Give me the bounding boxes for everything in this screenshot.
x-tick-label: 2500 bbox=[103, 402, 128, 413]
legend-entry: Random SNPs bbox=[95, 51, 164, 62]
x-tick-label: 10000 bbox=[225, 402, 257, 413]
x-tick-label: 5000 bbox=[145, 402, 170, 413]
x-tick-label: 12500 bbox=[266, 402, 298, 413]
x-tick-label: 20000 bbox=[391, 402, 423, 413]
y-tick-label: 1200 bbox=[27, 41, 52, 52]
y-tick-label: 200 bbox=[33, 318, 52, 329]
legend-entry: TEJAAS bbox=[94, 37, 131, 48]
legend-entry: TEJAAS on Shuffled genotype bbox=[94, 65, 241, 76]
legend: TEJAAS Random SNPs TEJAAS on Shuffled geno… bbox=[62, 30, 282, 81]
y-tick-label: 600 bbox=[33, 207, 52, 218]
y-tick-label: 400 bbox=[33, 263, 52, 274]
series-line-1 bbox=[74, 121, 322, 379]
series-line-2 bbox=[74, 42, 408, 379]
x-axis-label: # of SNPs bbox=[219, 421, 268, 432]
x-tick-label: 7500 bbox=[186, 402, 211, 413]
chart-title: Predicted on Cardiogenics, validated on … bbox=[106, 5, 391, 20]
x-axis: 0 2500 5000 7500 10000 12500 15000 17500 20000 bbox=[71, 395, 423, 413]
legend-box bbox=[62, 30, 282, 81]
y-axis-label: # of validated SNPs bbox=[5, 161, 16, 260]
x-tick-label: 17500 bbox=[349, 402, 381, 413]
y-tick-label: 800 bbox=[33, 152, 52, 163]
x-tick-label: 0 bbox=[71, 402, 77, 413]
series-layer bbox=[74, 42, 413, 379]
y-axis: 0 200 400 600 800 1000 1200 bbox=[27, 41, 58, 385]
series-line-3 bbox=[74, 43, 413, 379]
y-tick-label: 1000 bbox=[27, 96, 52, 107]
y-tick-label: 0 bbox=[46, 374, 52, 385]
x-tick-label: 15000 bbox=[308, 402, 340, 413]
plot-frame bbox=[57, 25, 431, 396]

- _Written instruction_: Please put the lines of the material above, from its first line through the line containing "chart-title: Predicted on", into a JSON list of strings, one per line. Include both ends and leave out any blank lines.

- _Task response_:
[
  "Give me the bounding boxes for everything in this screenshot.",
  "x-tick-label: 2500 bbox=[103, 402, 128, 413]",
  "legend-entry: Random SNPs bbox=[95, 51, 164, 62]",
  "x-tick-label: 10000 bbox=[225, 402, 257, 413]",
  "x-tick-label: 5000 bbox=[145, 402, 170, 413]",
  "x-tick-label: 12500 bbox=[266, 402, 298, 413]",
  "x-tick-label: 20000 bbox=[391, 402, 423, 413]",
  "y-tick-label: 1200 bbox=[27, 41, 52, 52]",
  "y-tick-label: 200 bbox=[33, 318, 52, 329]",
  "legend-entry: TEJAAS bbox=[94, 37, 131, 48]",
  "legend-entry: TEJAAS on Shuffled genotype bbox=[94, 65, 241, 76]",
  "legend: TEJAAS Random SNPs TEJAAS on Shuffled geno… bbox=[62, 30, 282, 81]",
  "y-tick-label: 600 bbox=[33, 207, 52, 218]",
  "y-tick-label: 400 bbox=[33, 263, 52, 274]",
  "series-line-1 bbox=[74, 121, 322, 379]",
  "series-line-2 bbox=[74, 42, 408, 379]",
  "x-axis-label: # of SNPs bbox=[219, 421, 268, 432]",
  "x-tick-label: 7500 bbox=[186, 402, 211, 413]",
  "chart-title: Predicted on Cardiogenics, validated on … bbox=[106, 5, 391, 20]"
]